▶ [Stated goal] Select all lines in the records that include "series".

--------------------------------

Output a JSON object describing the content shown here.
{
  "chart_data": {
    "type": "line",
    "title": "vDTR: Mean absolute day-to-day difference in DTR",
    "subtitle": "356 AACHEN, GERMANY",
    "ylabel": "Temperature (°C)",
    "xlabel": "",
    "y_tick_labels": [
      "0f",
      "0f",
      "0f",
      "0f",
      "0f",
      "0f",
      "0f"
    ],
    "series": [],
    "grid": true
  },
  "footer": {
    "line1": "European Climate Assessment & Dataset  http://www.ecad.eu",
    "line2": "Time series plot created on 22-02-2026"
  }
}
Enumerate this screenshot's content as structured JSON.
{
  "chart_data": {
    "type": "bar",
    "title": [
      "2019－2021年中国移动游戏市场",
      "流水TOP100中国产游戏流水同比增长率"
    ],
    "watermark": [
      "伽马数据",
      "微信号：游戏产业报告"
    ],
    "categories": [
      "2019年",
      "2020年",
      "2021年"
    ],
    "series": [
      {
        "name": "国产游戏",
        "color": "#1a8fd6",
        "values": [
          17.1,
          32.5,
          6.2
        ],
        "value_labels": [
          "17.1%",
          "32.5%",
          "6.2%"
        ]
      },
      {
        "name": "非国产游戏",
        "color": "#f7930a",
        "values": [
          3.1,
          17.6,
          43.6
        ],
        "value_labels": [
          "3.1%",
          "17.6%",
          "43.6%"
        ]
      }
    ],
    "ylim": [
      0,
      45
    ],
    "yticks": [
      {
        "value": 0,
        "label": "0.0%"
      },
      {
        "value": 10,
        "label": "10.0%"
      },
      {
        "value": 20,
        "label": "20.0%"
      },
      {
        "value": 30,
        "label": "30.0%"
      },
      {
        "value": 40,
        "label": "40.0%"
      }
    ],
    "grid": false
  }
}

--------------------------------

▶ [Task response]
    "series": [],
    "line2": "Time series plot created on 22-02-2026"
    "series": [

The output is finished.